_SHORT PROBLEM:_ Reproduce the listing below in its entirety. Change nothing.

[START OF RECORD LIST]

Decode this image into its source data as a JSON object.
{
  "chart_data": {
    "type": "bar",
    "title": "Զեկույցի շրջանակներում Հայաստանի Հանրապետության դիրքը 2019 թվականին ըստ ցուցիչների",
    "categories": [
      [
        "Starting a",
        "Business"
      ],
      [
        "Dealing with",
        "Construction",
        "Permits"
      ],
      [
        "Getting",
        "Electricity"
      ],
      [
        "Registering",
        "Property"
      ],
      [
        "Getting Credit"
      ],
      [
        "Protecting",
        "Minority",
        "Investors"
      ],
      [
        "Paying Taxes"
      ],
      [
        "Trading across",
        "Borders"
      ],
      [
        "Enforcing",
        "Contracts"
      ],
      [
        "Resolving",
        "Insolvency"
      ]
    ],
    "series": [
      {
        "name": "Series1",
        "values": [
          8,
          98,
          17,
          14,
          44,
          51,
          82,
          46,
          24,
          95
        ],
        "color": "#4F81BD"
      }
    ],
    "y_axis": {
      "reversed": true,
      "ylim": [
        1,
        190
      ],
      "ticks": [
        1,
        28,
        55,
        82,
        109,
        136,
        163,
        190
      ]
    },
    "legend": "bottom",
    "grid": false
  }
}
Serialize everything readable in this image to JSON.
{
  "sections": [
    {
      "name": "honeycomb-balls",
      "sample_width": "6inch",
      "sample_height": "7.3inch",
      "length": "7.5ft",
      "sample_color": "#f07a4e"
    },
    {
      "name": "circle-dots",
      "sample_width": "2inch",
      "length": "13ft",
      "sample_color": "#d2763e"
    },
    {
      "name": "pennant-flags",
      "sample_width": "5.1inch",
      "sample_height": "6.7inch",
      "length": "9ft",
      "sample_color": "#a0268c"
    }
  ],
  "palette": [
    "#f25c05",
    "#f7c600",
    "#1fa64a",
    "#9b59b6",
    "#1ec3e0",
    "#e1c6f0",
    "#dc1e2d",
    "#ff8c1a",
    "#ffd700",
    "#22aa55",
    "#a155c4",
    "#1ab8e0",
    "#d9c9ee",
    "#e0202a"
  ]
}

[END OF RECORD LIST]

_THE RESULT:_
Decode this image into its source data as a JSON object.
{
  "chart_data": {
    "type": "bar",
    "title": "Զեկույցի շրջանակներում Հայաստանի Հանրապետության դիրքը 2019 թվականին ըստ ցուցիչների",
    "categories": [
      [
        "Starting a",
        "Business"
      ],
      [
        "Dealing with",
        "Construction",
        "Permits"
      ],
      [
        "Getting",
        "Electricity"
      ],
      [
        "Registering",
        "Property"
      ],
      [
        "Getting Credit"
      ],
      [
        "Protecting",
        "Minority",
        "Investors"
      ],
      [
        "Paying Taxes"
      ],
      [
        "Trading across",
        "Borders"
      ],
      [
        "Enforcing",
        "Contracts"
      ],
      [
        "Resolving",
        "Insolvency"
      ]
    ],
    "series": [
      {
        "name": "Series1",
        "values": [
          8,
          98,
          17,
          14,
          44,
          51,
          82,
          46,
          24,
          95
        ],
        "color": "#4F81BD"
      }
    ],
    "y_axis": {
      "reversed": true,
      "ylim": [
        1,
        190
      ],
      "ticks": [
        1,
        28,
        55,
        82,
        109,
        136,
        163,
        190
      ]
    },
    "legend": "bottom",
    "grid": false
  }
}
Serialize everything readable in this image to JSON.
{
  "sections": [
    {
      "name": "honeycomb-balls",
      "sample_width": "6inch",
      "sample_height": "7.3inch",
      "length": "7.5ft",
      "sample_color": "#f07a4e"
    },
    {
      "name": "circle-dots",
      "sample_width": "2inch",
      "length": "13ft",
      "sample_color": "#d2763e"
    },
    {
      "name": "pennant-flags",
      "sample_width": "5.1inch",
      "sample_height": "6.7inch",
      "length": "9ft",
      "sample_color": "#a0268c"
    }
  ],
  "palette": [
    "#f25c05",
    "#f7c600",
    "#1fa64a",
    "#9b59b6",
    "#1ec3e0",
    "#e1c6f0",
    "#dc1e2d",
    "#ff8c1a",
    "#ffd700",
    "#22aa55",
    "#a155c4",
    "#1ab8e0",
    "#d9c9ee",
    "#e0202a"
  ]
}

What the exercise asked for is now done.